**WHAT THIS TASK INVOLVES**:
The whole listing needs to be written out exactly, except for any images.

**EXTRACTED MATERIAL**:
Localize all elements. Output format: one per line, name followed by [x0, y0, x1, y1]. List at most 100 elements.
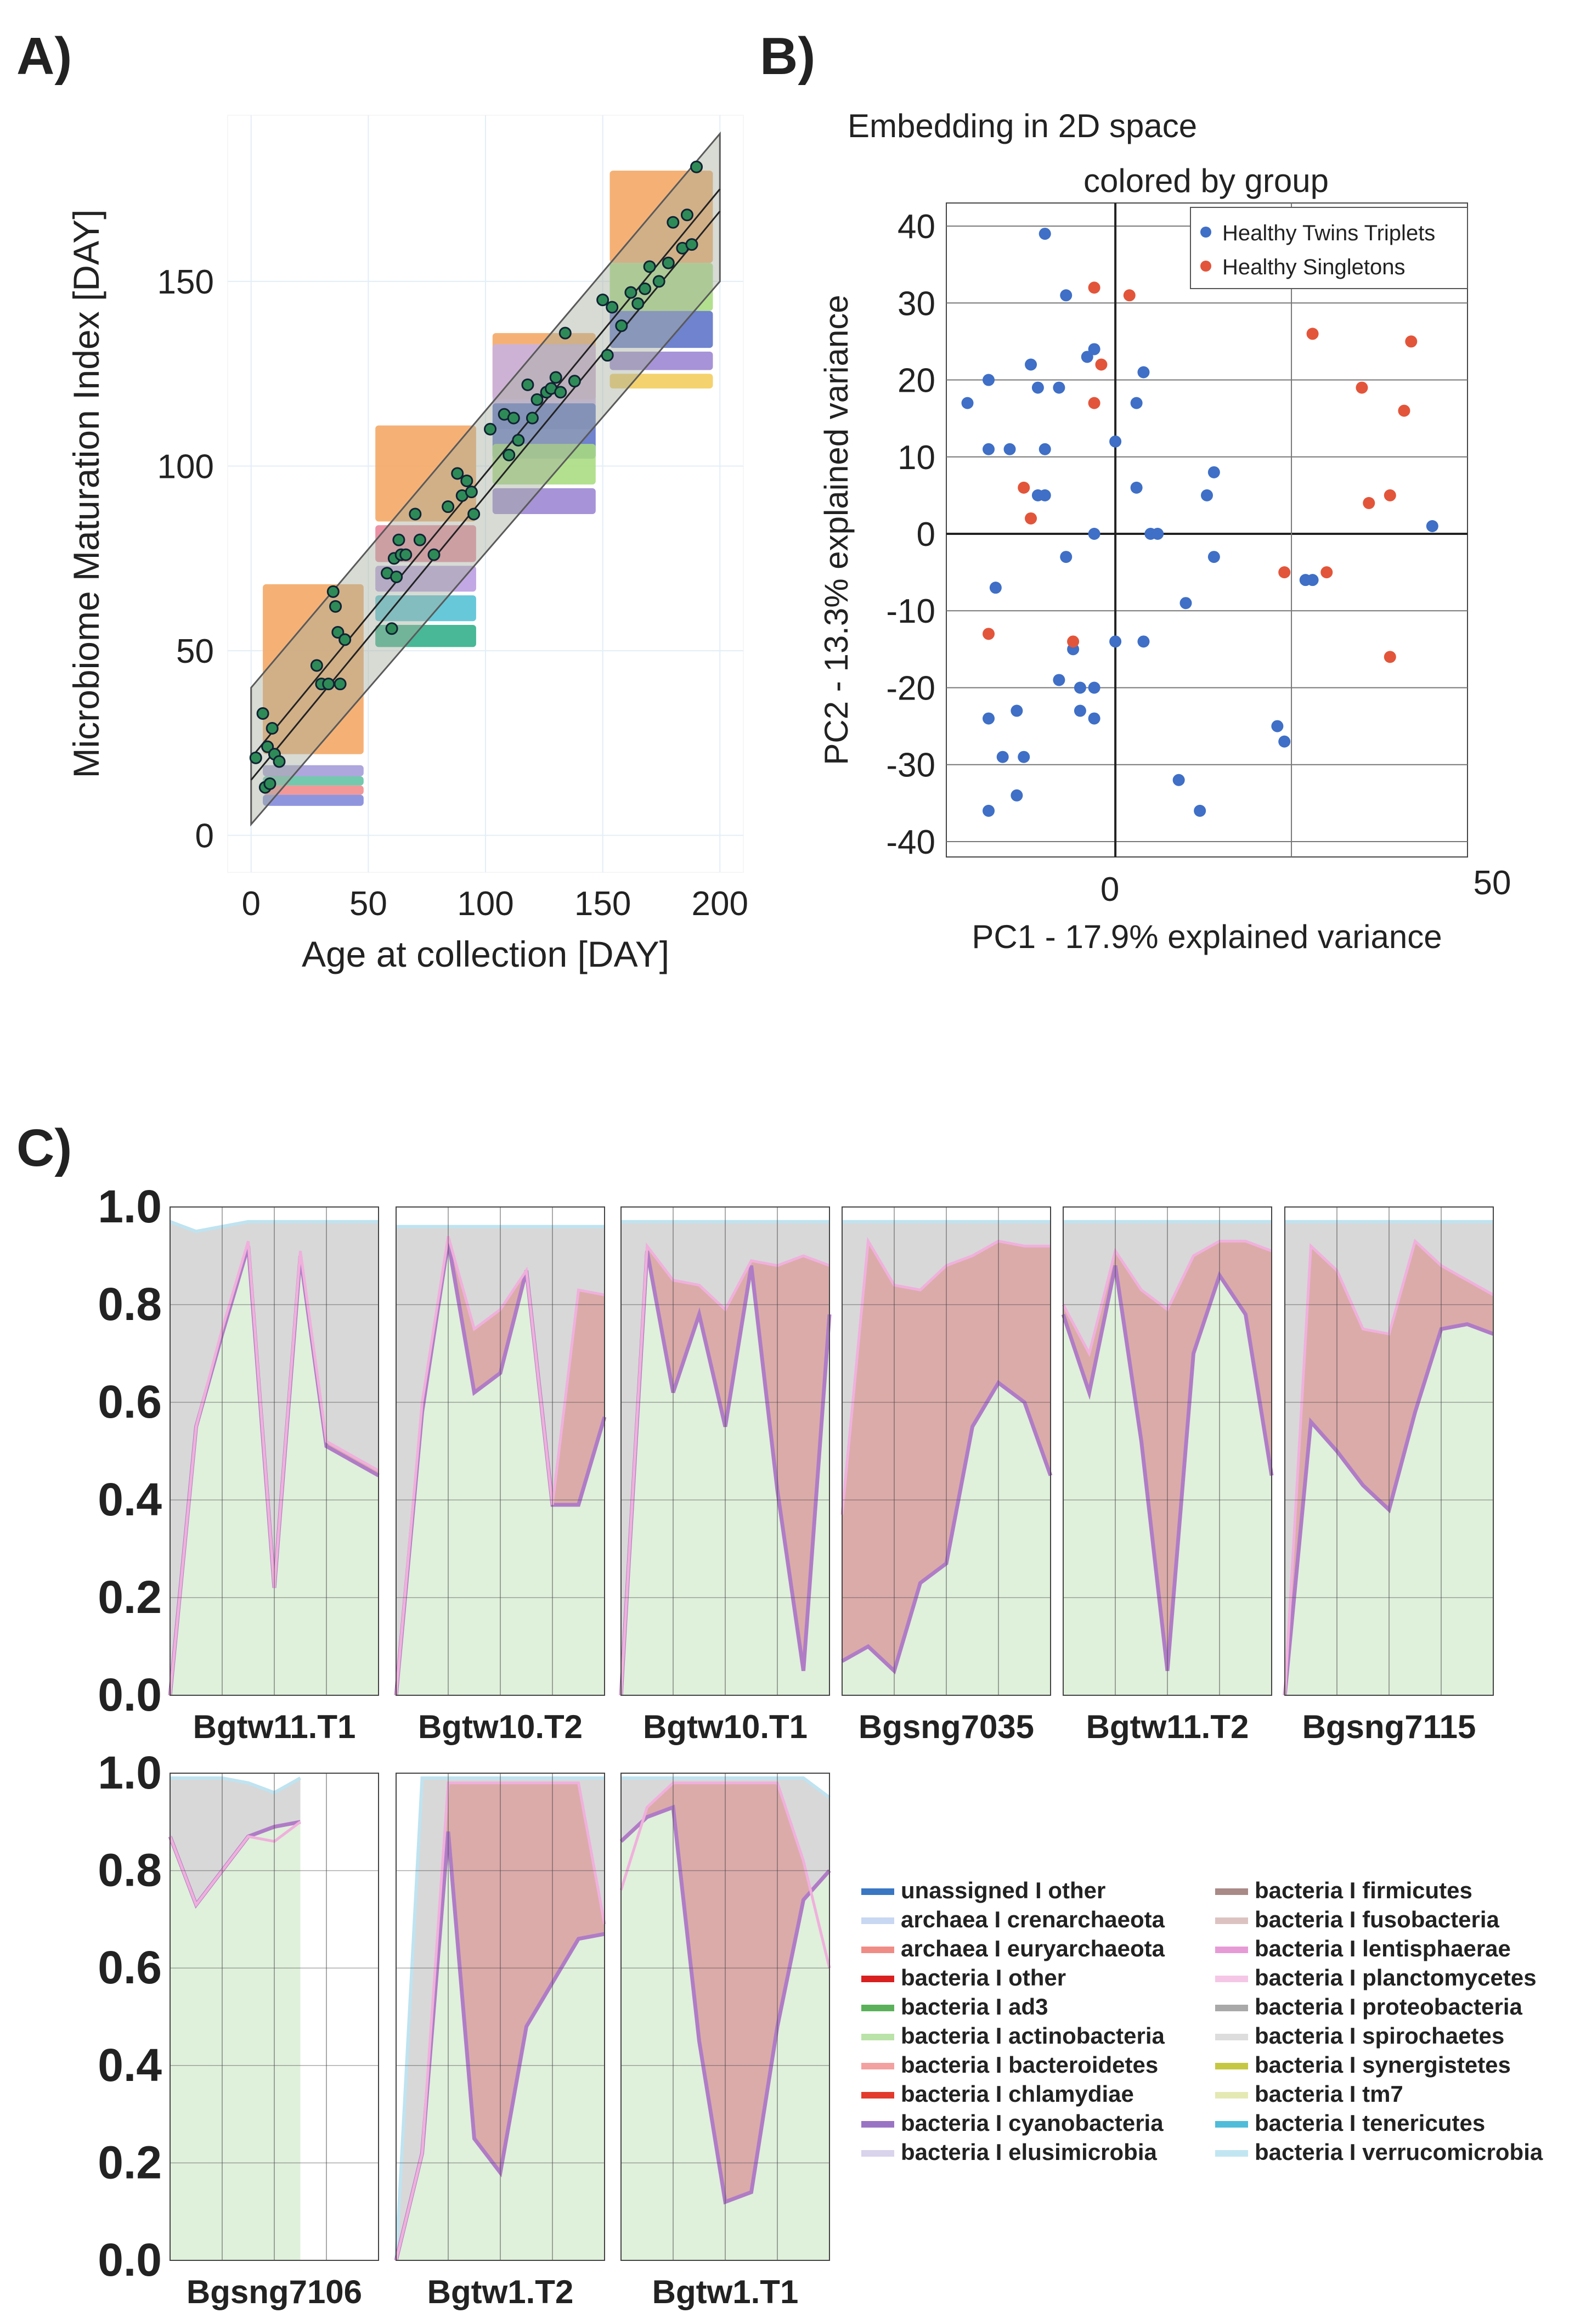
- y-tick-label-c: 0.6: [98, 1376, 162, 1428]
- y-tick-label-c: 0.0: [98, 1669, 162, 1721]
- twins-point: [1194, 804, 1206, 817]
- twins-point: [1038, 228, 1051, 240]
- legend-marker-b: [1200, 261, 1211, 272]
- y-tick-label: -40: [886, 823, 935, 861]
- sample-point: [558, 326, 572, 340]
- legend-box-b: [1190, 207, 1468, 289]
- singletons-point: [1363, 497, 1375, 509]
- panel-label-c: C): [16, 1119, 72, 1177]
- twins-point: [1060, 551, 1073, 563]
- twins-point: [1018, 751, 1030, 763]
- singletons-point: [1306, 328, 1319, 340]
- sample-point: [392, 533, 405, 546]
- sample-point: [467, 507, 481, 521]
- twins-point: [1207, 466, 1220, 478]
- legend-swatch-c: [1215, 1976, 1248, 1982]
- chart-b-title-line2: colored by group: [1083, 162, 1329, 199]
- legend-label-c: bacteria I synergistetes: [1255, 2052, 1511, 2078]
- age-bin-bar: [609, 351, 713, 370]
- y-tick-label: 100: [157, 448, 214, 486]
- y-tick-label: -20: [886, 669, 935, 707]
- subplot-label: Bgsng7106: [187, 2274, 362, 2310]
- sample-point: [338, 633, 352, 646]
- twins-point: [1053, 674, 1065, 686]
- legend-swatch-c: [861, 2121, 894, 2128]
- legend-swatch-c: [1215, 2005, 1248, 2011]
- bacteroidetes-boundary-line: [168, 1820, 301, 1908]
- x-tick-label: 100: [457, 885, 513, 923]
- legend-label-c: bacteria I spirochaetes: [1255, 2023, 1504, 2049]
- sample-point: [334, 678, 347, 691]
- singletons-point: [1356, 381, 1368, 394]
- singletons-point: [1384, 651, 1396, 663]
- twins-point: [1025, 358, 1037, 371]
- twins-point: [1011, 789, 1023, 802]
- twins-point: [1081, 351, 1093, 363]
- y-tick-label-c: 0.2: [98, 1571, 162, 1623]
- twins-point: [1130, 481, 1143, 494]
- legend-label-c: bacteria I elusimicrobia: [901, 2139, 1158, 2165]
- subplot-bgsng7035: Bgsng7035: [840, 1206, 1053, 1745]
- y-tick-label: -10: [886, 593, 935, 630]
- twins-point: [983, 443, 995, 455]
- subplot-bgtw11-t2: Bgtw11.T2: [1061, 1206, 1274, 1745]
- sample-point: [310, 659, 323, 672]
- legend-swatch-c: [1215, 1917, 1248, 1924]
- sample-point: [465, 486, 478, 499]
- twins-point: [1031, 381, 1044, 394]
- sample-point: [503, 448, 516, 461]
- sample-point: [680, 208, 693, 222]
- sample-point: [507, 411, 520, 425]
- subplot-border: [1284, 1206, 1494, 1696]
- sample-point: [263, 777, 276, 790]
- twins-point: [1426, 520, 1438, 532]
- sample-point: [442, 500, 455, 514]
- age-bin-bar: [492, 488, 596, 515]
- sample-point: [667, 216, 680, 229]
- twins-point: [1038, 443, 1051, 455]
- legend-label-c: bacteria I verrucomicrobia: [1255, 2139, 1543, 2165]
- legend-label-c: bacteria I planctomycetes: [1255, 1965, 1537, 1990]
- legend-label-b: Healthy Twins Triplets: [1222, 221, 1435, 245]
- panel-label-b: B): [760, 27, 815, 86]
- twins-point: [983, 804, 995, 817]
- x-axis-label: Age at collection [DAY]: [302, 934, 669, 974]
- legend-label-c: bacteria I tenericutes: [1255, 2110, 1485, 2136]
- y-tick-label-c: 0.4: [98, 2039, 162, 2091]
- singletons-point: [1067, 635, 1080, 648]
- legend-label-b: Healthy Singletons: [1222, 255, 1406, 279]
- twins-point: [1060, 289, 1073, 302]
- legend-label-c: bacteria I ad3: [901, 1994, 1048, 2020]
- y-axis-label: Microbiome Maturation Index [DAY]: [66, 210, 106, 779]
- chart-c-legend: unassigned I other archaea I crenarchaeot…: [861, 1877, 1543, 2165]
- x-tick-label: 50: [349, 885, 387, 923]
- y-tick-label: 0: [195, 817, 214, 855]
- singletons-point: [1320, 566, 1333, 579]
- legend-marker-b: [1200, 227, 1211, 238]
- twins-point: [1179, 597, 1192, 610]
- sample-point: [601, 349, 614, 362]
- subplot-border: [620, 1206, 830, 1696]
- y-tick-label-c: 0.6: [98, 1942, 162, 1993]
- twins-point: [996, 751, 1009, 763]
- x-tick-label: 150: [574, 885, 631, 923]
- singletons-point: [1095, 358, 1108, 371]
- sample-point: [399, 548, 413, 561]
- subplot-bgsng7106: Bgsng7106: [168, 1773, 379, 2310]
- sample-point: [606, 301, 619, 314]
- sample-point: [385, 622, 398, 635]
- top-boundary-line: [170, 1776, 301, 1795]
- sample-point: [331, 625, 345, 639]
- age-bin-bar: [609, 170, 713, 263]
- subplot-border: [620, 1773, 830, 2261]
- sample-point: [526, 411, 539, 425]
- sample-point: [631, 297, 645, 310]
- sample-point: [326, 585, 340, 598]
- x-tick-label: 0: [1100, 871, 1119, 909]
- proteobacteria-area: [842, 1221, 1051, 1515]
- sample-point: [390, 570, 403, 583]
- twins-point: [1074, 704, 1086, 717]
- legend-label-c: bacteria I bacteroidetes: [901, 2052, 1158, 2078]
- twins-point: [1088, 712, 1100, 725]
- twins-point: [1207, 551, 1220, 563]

**TASK RESPONSE**:
Localize all elements. Output format: one per line, name followed by [x0, y0, x1, y1]. List at most 100 elements.
- y-tick-label-c: 0.6: [98, 1376, 162, 1428]
- y-tick-label-c: 0.0: [98, 1669, 162, 1721]
- twins-point: [1194, 804, 1206, 817]
- twins-point: [1038, 228, 1051, 240]
- legend-marker-b: [1200, 261, 1211, 272]
- y-tick-label: -40: [886, 823, 935, 861]
- sample-point: [558, 326, 572, 340]
- legend-box-b: [1190, 207, 1468, 289]
- singletons-point: [1363, 497, 1375, 509]
- panel-label-c: C): [16, 1119, 72, 1177]
- twins-point: [1060, 551, 1073, 563]
- twins-point: [1018, 751, 1030, 763]
- singletons-point: [1306, 328, 1319, 340]
- sample-point: [392, 533, 405, 546]
- sample-point: [467, 507, 481, 521]
- twins-point: [1207, 466, 1220, 478]
- legend-swatch-c: [1215, 1976, 1248, 1982]
- chart-b-title-line2: colored by group: [1083, 162, 1329, 199]
- legend-label-c: bacteria I synergistetes: [1255, 2052, 1511, 2078]
- age-bin-bar: [609, 351, 713, 370]
- y-tick-label: 100: [157, 448, 214, 486]
- y-tick-label: -20: [886, 669, 935, 707]
- subplot-label: Bgsng7106: [187, 2274, 362, 2310]
- sample-point: [338, 633, 352, 646]
- twins-point: [1053, 674, 1065, 686]
- legend-swatch-c: [861, 2121, 894, 2128]
- legend-swatch-c: [1215, 2005, 1248, 2011]
- bacteroidetes-boundary-line: [168, 1820, 301, 1908]
- x-tick-label: 100: [457, 885, 513, 923]
- legend-label-c: bacteria I spirochaetes: [1255, 2023, 1504, 2049]
- sample-point: [334, 678, 347, 691]
- singletons-point: [1356, 381, 1368, 394]
- singletons-point: [1384, 651, 1396, 663]
- twins-point: [1025, 358, 1037, 371]
- twins-point: [1011, 789, 1023, 802]
- twins-point: [1081, 351, 1093, 363]
- y-tick-label-c: 0.2: [98, 1571, 162, 1623]
- twins-point: [1130, 481, 1143, 494]
- legend-label-c: bacteria I elusimicrobia: [901, 2139, 1158, 2165]
- subplot-bgsng7035: Bgsng7035: [840, 1206, 1053, 1745]
- y-tick-label: -10: [886, 593, 935, 630]
- twins-point: [983, 443, 995, 455]
- subplot-bgtw11-t2: Bgtw11.T2: [1061, 1206, 1274, 1745]
- sample-point: [310, 659, 323, 672]
- legend-swatch-c: [1215, 1917, 1248, 1924]
- sample-point: [465, 486, 478, 499]
- twins-point: [1031, 381, 1044, 394]
- sample-point: [503, 448, 516, 461]
- sample-point: [680, 208, 693, 222]
- sample-point: [507, 411, 520, 425]
- subplot-border: [1284, 1206, 1494, 1696]
- sample-point: [263, 777, 276, 790]
- twins-point: [1426, 520, 1438, 532]
- sample-point: [442, 500, 455, 514]
- age-bin-bar: [492, 488, 596, 515]
- sample-point: [667, 216, 680, 229]
- twins-point: [1038, 443, 1051, 455]
- legend-label-c: bacteria I verrucomicrobia: [1255, 2139, 1543, 2165]
- legend-label-c: bacteria I planctomycetes: [1255, 1965, 1537, 1990]
- legend-label-b: Healthy Twins Triplets: [1222, 221, 1435, 245]
- panel-label-b: B): [760, 27, 815, 86]
- twins-point: [983, 804, 995, 817]
- x-axis-label: Age at collection [DAY]: [302, 934, 669, 974]
- legend-label-c: bacteria I tenericutes: [1255, 2110, 1485, 2136]
- y-tick-label-c: 0.4: [98, 2039, 162, 2091]
- singletons-point: [1067, 635, 1080, 648]
- legend-label-b: Healthy Singletons: [1222, 255, 1406, 279]
- twins-point: [1060, 289, 1073, 302]
- legend-label-c: bacteria I ad3: [901, 1994, 1048, 2020]
- y-axis-label: Microbiome Maturation Index [DAY]: [66, 210, 106, 779]
- chart-c-legend: unassigned I other archaea I crenarchaeot…: [861, 1877, 1543, 2165]
- x-tick-label: 50: [349, 885, 387, 923]
- y-tick-label: 0: [195, 817, 214, 855]
- singletons-point: [1320, 566, 1333, 579]
- legend-marker-b: [1200, 227, 1211, 238]
- twins-point: [1179, 597, 1192, 610]
- sample-point: [601, 349, 614, 362]
- subplot-border: [620, 1206, 830, 1696]
- y-tick-label-c: 0.6: [98, 1942, 162, 1993]
- twins-point: [996, 751, 1009, 763]
- x-tick-label: 150: [574, 885, 631, 923]
- singletons-point: [1095, 358, 1108, 371]
- sample-point: [399, 548, 413, 561]
- subplot-bgsng7106: Bgsng7106: [168, 1773, 379, 2310]
- sample-point: [606, 301, 619, 314]
- sample-point: [385, 622, 398, 635]
- top-boundary-line: [170, 1776, 301, 1795]
- sample-point: [331, 625, 345, 639]
- age-bin-bar: [609, 170, 713, 263]
- subplot-border: [620, 1773, 830, 2261]
- sample-point: [526, 411, 539, 425]
- sample-point: [631, 297, 645, 310]
- sample-point: [326, 585, 340, 598]
- x-tick-label: 0: [1100, 871, 1119, 909]
- proteobacteria-area: [842, 1221, 1051, 1515]
- sample-point: [390, 570, 403, 583]
- twins-point: [1074, 704, 1086, 717]
- legend-label-c: bacteria I bacteroidetes: [901, 2052, 1158, 2078]
- twins-point: [1088, 712, 1100, 725]
- twins-point: [1207, 551, 1220, 563]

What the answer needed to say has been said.